Which lines have the string "fixes"? Copy all of them from the entries below.

::::::

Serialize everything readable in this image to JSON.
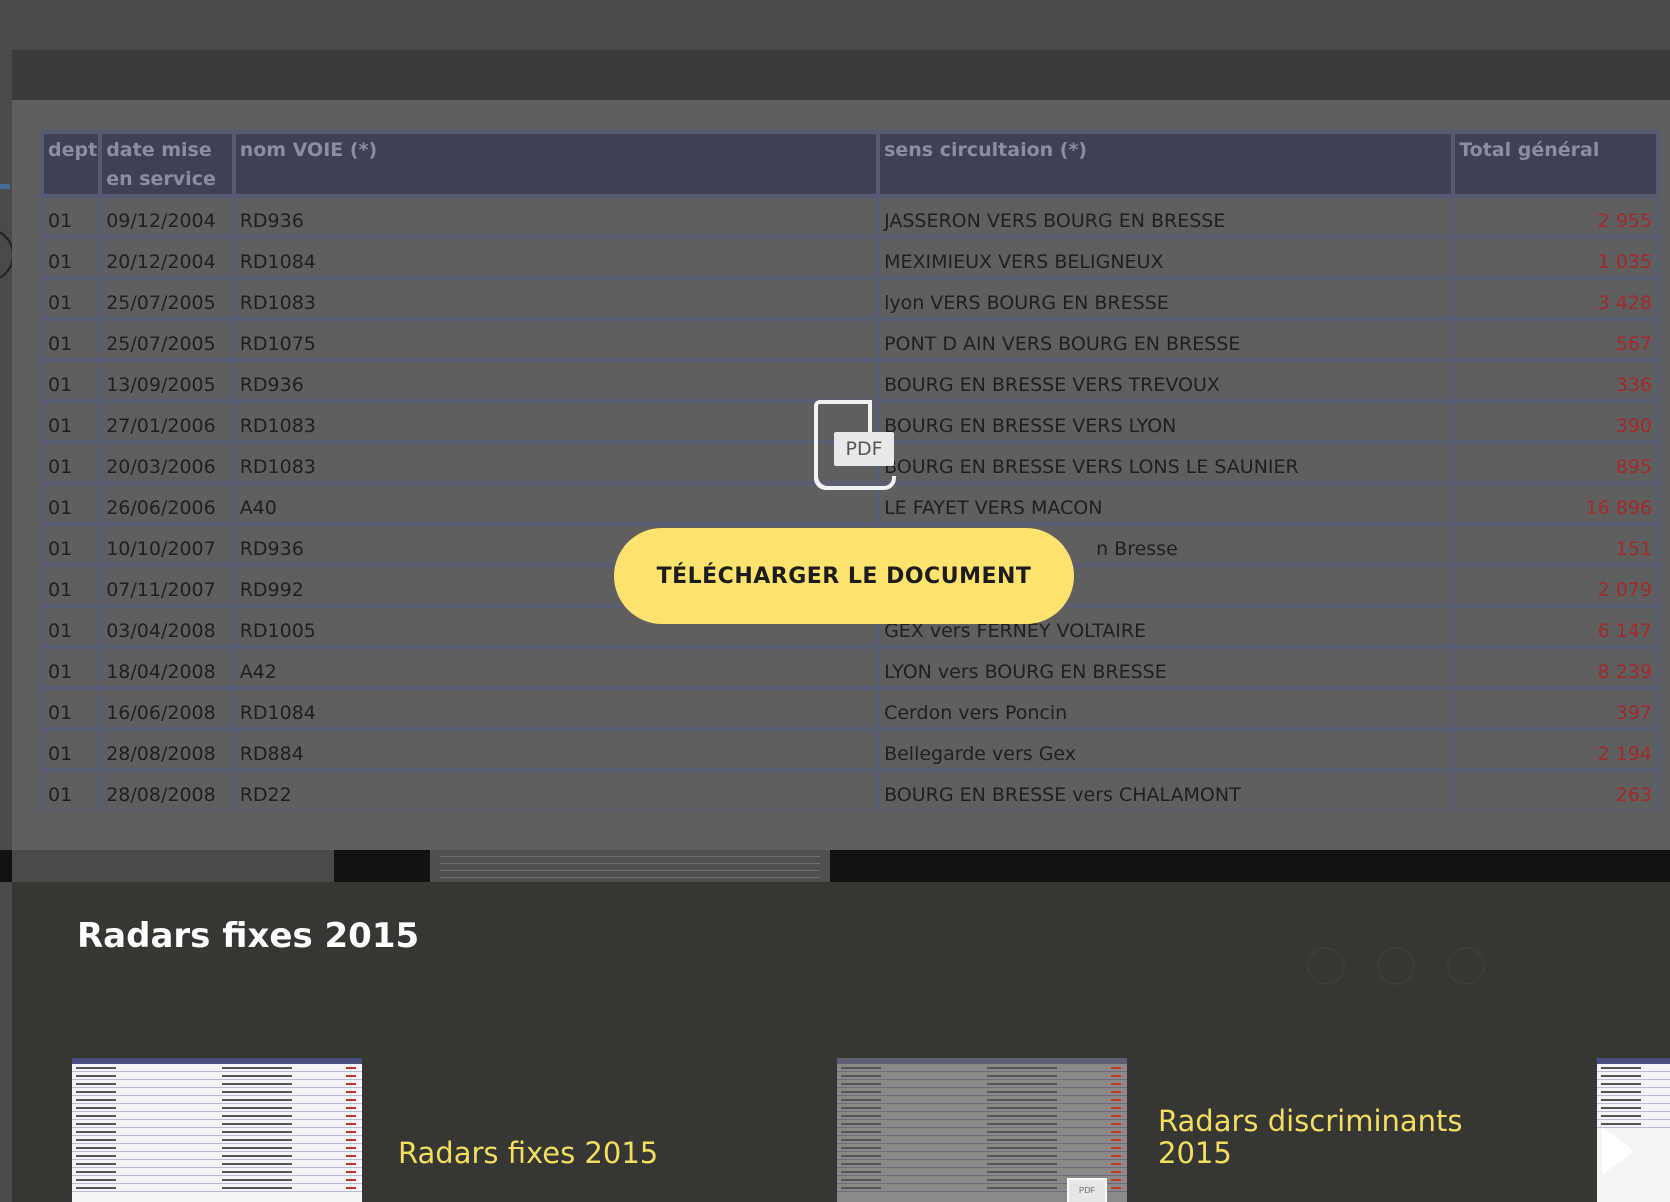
{
  "document": {
    "headers": [
      "dept",
      "date mise en service",
      "nom VOIE (*)",
      "sens circultaion (*)",
      "Total général"
    ],
    "rows": [
      [
        "01",
        "09/12/2004",
        "RD936",
        "JASSERON VERS BOURG EN BRESSE",
        "2 955"
      ],
      [
        "01",
        "20/12/2004",
        "RD1084",
        "MEXIMIEUX VERS BELIGNEUX",
        "1 035"
      ],
      [
        "01",
        "25/07/2005",
        "RD1083",
        "lyon VERS BOURG EN BRESSE",
        "3 428"
      ],
      [
        "01",
        "25/07/2005",
        "RD1075",
        "PONT D AIN VERS BOURG EN BRESSE",
        "567"
      ],
      [
        "01",
        "13/09/2005",
        "RD936",
        "BOURG EN BRESSE VERS TREVOUX",
        "336"
      ],
      [
        "01",
        "27/01/2006",
        "RD1083",
        "BOURG EN BRESSE VERS LYON",
        "390"
      ],
      [
        "01",
        "20/03/2006",
        "RD1083",
        "BOURG EN BRESSE VERS LONS LE SAUNIER",
        "895"
      ],
      [
        "01",
        "26/06/2006",
        "A40",
        "LE FAYET VERS MACON",
        "16 896"
      ],
      [
        "01",
        "10/10/2007",
        "RD936",
        "n Bresse",
        "151"
      ],
      [
        "01",
        "07/11/2007",
        "RD992",
        "",
        "2 079"
      ],
      [
        "01",
        "03/04/2008",
        "RD1005",
        "GEX vers FERNEY VOLTAIRE",
        "6 147"
      ],
      [
        "01",
        "18/04/2008",
        "A42",
        "LYON vers BOURG EN BRESSE",
        "8 239"
      ],
      [
        "01",
        "16/06/2008",
        "RD1084",
        "Cerdon vers Poncin",
        "397"
      ],
      [
        "01",
        "28/08/2008",
        "RD884",
        "Bellegarde vers Gex",
        "2 194"
      ],
      [
        "01",
        "28/08/2008",
        "RD22",
        "BOURG EN BRESSE vers CHALAMONT",
        "263"
      ]
    ]
  },
  "overlay": {
    "pdf_label": "PDF",
    "download_label": "TÉLÉCHARGER LE DOCUMENT"
  },
  "panel": {
    "title": "Radars fixes 2015",
    "related": [
      {
        "title": "Radars fixes 2015"
      },
      {
        "title_line1": "Radars discriminants",
        "title_line2": "2015",
        "pdf_label": "PDF"
      }
    ]
  },
  "icons": [
    "pdf-icon",
    "facebook-icon",
    "twitter-icon",
    "email-icon",
    "next-arrow-icon"
  ],
  "colors": {
    "accent_yellow": "#fde36d",
    "title_yellow": "#f5dd62",
    "panel_bg": "#363632",
    "value_red": "#a02a2a"
  }
}
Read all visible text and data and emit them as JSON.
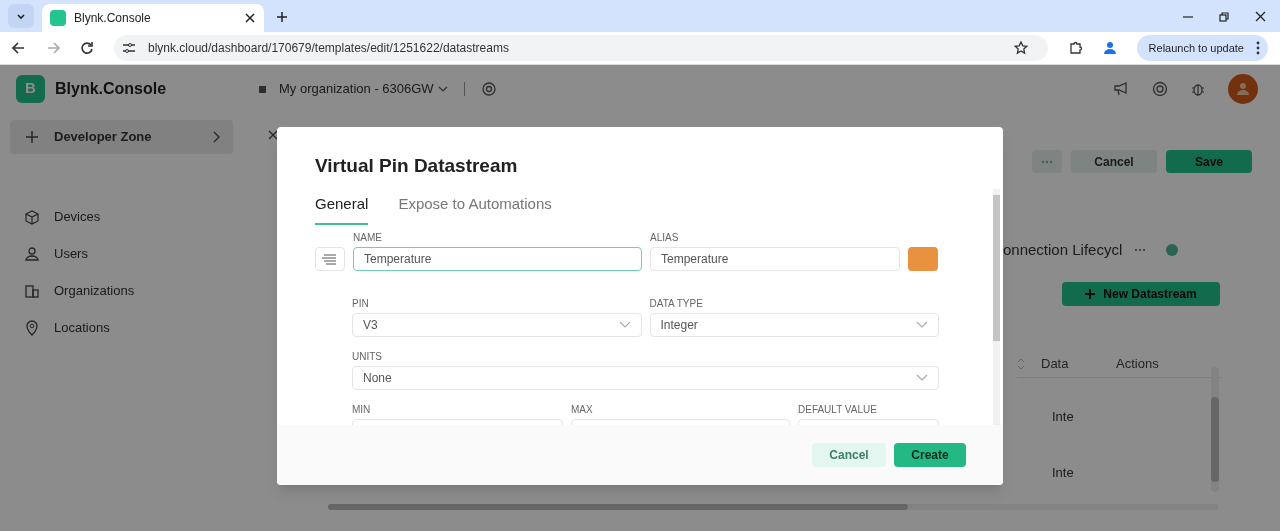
{
  "browser": {
    "tabs": [
      {
        "title": "Blynk.Console",
        "selected": true
      }
    ],
    "url": "blynk.cloud/dashboard/170679/templates/edit/1251622/datastreams",
    "relaunch_button": "Relaunch to update"
  },
  "header": {
    "logo_letter": "B",
    "brand": "Blynk.Console",
    "organization": "My organization - 6306GW"
  },
  "sidebar": {
    "items": [
      {
        "label": "Developer Zone",
        "selected": true
      },
      {
        "label": "Devices",
        "selected": false
      },
      {
        "label": "Users",
        "selected": false
      },
      {
        "label": "Organizations",
        "selected": false
      },
      {
        "label": "Locations",
        "selected": false
      }
    ]
  },
  "background": {
    "cancel_button": "Cancel",
    "save_button": "Save",
    "section_title": "onnection Lifecycl",
    "new_datastream_button": "New Datastream",
    "table": {
      "columns": [
        "Data",
        "Actions"
      ],
      "rows": [
        [
          "Inte"
        ],
        [
          "Inte"
        ]
      ]
    }
  },
  "modal": {
    "title": "Virtual Pin Datastream",
    "tabs": [
      {
        "label": "General",
        "selected": true
      },
      {
        "label": "Expose to Automations",
        "selected": false
      }
    ],
    "name": {
      "label": "NAME",
      "value": "Temperature",
      "focused": true
    },
    "alias": {
      "label": "ALIAS",
      "value": "Temperature",
      "focused": false
    },
    "color": "#e8913f",
    "pin": {
      "label": "PIN",
      "value": "V3"
    },
    "data_type": {
      "label": "DATA TYPE",
      "value": "Integer"
    },
    "units": {
      "label": "UNITS",
      "value": "None"
    },
    "min": {
      "label": "MIN"
    },
    "max": {
      "label": "MAX"
    },
    "default_value": {
      "label": "DEFAULT VALUE"
    },
    "buttons": {
      "cancel": "Cancel",
      "create": "Create"
    }
  }
}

::::::

> _Exercise solution_:
    "title": "Radars fixes 2015",
        "title": "Radars fixes 2015"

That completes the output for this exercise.